Requirements: Below are some records; retype all of them exactly.

======== Exercise materials ========

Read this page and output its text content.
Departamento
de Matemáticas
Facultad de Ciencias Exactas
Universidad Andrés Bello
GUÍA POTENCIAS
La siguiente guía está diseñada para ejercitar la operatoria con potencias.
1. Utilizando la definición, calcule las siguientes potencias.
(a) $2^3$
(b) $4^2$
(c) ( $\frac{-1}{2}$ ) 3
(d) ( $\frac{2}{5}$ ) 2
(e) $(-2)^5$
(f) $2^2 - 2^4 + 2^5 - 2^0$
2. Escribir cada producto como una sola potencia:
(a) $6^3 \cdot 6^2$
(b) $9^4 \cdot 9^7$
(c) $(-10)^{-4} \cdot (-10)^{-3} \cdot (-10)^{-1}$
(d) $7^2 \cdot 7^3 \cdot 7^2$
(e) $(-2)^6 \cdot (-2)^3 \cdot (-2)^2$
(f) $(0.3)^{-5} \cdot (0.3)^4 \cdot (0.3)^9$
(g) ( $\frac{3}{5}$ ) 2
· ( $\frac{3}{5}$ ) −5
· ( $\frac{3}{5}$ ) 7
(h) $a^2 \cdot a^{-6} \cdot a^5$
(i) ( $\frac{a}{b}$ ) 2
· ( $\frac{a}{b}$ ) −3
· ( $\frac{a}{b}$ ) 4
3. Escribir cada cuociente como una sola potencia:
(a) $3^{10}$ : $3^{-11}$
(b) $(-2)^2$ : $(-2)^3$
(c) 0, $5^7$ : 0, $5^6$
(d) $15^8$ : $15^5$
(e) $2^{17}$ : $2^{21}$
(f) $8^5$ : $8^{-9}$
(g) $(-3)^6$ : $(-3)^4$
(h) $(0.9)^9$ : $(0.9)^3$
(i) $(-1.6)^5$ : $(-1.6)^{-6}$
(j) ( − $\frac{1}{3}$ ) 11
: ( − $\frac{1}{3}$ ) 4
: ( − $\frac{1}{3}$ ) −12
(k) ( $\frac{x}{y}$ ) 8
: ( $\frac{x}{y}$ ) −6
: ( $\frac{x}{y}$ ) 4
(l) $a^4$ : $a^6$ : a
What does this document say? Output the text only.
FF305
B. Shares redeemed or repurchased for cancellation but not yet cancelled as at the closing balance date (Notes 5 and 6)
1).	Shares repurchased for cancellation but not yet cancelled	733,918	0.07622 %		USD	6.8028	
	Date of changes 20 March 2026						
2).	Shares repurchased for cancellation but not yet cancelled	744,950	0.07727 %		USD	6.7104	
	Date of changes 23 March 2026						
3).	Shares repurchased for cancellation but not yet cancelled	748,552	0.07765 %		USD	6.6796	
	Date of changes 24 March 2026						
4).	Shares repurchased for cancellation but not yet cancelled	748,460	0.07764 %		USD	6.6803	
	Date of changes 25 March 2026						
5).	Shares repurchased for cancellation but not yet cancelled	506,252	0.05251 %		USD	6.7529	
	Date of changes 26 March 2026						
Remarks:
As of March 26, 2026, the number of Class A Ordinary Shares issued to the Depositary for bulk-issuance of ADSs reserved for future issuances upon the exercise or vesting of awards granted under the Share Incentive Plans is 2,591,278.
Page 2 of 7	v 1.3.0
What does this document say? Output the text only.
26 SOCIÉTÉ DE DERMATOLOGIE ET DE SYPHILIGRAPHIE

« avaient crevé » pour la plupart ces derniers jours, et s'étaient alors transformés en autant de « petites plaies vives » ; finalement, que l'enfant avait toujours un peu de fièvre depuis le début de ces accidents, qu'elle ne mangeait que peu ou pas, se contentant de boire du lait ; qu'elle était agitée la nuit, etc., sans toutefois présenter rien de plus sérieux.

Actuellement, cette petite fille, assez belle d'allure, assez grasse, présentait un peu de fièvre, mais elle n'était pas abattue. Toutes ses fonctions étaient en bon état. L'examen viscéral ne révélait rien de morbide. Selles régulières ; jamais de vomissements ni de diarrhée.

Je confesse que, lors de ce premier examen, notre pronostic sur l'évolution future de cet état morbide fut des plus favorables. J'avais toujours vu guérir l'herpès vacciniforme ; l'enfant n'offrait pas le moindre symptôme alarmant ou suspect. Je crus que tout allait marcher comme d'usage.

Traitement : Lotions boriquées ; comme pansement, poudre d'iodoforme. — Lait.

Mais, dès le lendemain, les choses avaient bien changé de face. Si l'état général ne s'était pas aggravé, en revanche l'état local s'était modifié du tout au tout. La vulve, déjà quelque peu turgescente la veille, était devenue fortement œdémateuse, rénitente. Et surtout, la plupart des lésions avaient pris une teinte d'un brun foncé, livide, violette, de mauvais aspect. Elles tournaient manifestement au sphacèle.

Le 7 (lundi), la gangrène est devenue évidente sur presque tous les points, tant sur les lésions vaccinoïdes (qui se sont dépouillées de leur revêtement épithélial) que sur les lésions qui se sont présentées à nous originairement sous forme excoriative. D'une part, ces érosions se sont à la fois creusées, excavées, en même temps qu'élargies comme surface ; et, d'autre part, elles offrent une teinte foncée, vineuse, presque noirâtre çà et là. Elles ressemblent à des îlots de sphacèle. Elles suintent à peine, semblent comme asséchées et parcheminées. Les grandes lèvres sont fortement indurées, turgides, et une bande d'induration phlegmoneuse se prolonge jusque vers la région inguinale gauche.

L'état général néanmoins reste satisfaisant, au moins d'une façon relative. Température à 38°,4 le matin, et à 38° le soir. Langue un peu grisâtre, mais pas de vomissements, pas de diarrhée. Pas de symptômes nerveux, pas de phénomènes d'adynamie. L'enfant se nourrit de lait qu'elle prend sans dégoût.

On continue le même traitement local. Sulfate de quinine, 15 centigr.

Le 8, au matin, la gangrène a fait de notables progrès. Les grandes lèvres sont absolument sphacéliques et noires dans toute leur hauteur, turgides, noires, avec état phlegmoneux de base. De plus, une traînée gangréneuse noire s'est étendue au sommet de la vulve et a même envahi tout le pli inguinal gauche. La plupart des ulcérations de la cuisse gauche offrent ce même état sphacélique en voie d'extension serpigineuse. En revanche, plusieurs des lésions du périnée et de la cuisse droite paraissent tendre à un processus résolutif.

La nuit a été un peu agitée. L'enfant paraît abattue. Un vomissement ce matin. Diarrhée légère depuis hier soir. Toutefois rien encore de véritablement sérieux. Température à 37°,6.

========

Answer to this task:
Read this page and output its text content.
Departamento
de Matemáticas
Facultad de Ciencias Exactas
Universidad Andrés Bello
GUÍA POTENCIAS
La siguiente guía está diseñada para ejercitar la operatoria con potencias.
1. Utilizando la definición, calcule las siguientes potencias.
(a) $2^3$
(b) $4^2$
(c) ( $\frac{-1}{2}$ ) 3
(d) ( $\frac{2}{5}$ ) 2
(e) $(-2)^5$
(f) $2^2 - 2^4 + 2^5 - 2^0$
2. Escribir cada producto como una sola potencia:
(a) $6^3 \cdot 6^2$
(b) $9^4 \cdot 9^7$
(c) $(-10)^{-4} \cdot (-10)^{-3} \cdot (-10)^{-1}$
(d) $7^2 \cdot 7^3 \cdot 7^2$
(e) $(-2)^6 \cdot (-2)^3 \cdot (-2)^2$
(f) $(0.3)^{-5} \cdot (0.3)^4 \cdot (0.3)^9$
(g) ( $\frac{3}{5}$ ) 2
· ( $\frac{3}{5}$ ) −5
· ( $\frac{3}{5}$ ) 7
(h) $a^2 \cdot a^{-6} \cdot a^5$
(i) ( $\frac{a}{b}$ ) 2
· ( $\frac{a}{b}$ ) −3
· ( $\frac{a}{b}$ ) 4
3. Escribir cada cuociente como una sola potencia:
(a) $3^{10}$ : $3^{-11}$
(b) $(-2)^2$ : $(-2)^3$
(c) 0, $5^7$ : 0, $5^6$
(d) $15^8$ : $15^5$
(e) $2^{17}$ : $2^{21}$
(f) $8^5$ : $8^{-9}$
(g) $(-3)^6$ : $(-3)^4$
(h) $(0.9)^9$ : $(0.9)^3$
(i) $(-1.6)^5$ : $(-1.6)^{-6}$
(j) ( − $\frac{1}{3}$ ) 11
: ( − $\frac{1}{3}$ ) 4
: ( − $\frac{1}{3}$ ) −12
(k) ( $\frac{x}{y}$ ) 8
: ( $\frac{x}{y}$ ) −6
: ( $\frac{x}{y}$ ) 4
(l) $a^4$ : $a^6$ : a
What does this document say? Output the text only.
FF305
B. Shares redeemed or repurchased for cancellation but not yet cancelled as at the closing balance date (Notes 5 and 6)
1).	Shares repurchased for cancellation but not yet cancelled	733,918	0.07622 %		USD	6.8028	
	Date of changes 20 March 2026						
2).	Shares repurchased for cancellation but not yet cancelled	744,950	0.07727 %		USD	6.7104	
	Date of changes 23 March 2026						
3).	Shares repurchased for cancellation but not yet cancelled	748,552	0.07765 %		USD	6.6796	
	Date of changes 24 March 2026						
4).	Shares repurchased for cancellation but not yet cancelled	748,460	0.07764 %		USD	6.6803	
	Date of changes 25 March 2026						
5).	Shares repurchased for cancellation but not yet cancelled	506,252	0.05251 %		USD	6.7529	
	Date of changes 26 March 2026						
Remarks:
As of March 26, 2026, the number of Class A Ordinary Shares issued to the Depositary for bulk-issuance of ADSs reserved for future issuances upon the exercise or vesting of awards granted under the Share Incentive Plans is 2,591,278.
Page 2 of 7	v 1.3.0
What does this document say? Output the text only.
26 SOCIÉTÉ DE DERMATOLOGIE ET DE SYPHILIGRAPHIE

« avaient crevé » pour la plupart ces derniers jours, et s'étaient alors transformés en autant de « petites plaies vives » ; finalement, que l'enfant avait toujours un peu de fièvre depuis le début de ces accidents, qu'elle ne mangeait que peu ou pas, se contentant de boire du lait ; qu'elle était agitée la nuit, etc., sans toutefois présenter rien de plus sérieux.

Actuellement, cette petite fille, assez belle d'allure, assez grasse, présentait un peu de fièvre, mais elle n'était pas abattue. Toutes ses fonctions étaient en bon état. L'examen viscéral ne révélait rien de morbide. Selles régulières ; jamais de vomissements ni de diarrhée.

Je confesse que, lors de ce premier examen, notre pronostic sur l'évolution future de cet état morbide fut des plus favorables. J'avais toujours vu guérir l'herpès vacciniforme ; l'enfant n'offrait pas le moindre symptôme alarmant ou suspect. Je crus que tout allait marcher comme d'usage.

Traitement : Lotions boriquées ; comme pansement, poudre d'iodoforme. — Lait.

Mais, dès le lendemain, les choses avaient bien changé de face. Si l'état général ne s'était pas aggravé, en revanche l'état local s'était modifié du tout au tout. La vulve, déjà quelque peu turgescente la veille, était devenue fortement œdémateuse, rénitente. Et surtout, la plupart des lésions avaient pris une teinte d'un brun foncé, livide, violette, de mauvais aspect. Elles tournaient manifestement au sphacèle.

Le 7 (lundi), la gangrène est devenue évidente sur presque tous les points, tant sur les lésions vaccinoïdes (qui se sont dépouillées de leur revêtement épithélial) que sur les lésions qui se sont présentées à nous originairement sous forme excoriative. D'une part, ces érosions se sont à la fois creusées, excavées, en même temps qu'élargies comme surface ; et, d'autre part, elles offrent une teinte foncée, vineuse, presque noirâtre çà et là. Elles ressemblent à des îlots de sphacèle. Elles suintent à peine, semblent comme asséchées et parcheminées. Les grandes lèvres sont fortement indurées, turgides, et une bande d'induration phlegmoneuse se prolonge jusque vers la région inguinale gauche.

L'état général néanmoins reste satisfaisant, au moins d'une façon relative. Température à 38°,4 le matin, et à 38° le soir. Langue un peu grisâtre, mais pas de vomissements, pas de diarrhée. Pas de symptômes nerveux, pas de phénomènes d'adynamie. L'enfant se nourrit de lait qu'elle prend sans dégoût.

On continue le même traitement local. Sulfate de quinine, 15 centigr.

Le 8, au matin, la gangrène a fait de notables progrès. Les grandes lèvres sont absolument sphacéliques et noires dans toute leur hauteur, turgides, noires, avec état phlegmoneux de base. De plus, une traînée gangréneuse noire s'est étendue au sommet de la vulve et a même envahi tout le pli inguinal gauche. La plupart des ulcérations de la cuisse gauche offrent ce même état sphacélique en voie d'extension serpigineuse. En revanche, plusieurs des lésions du périnée et de la cuisse droite paraissent tendre à un processus résolutif.

La nuit a été un peu agitée. L'enfant paraît abattue. Un vomissement ce matin. Diarrhée légère depuis hier soir. Toutefois rien encore de véritablement sérieux. Température à 37°,6.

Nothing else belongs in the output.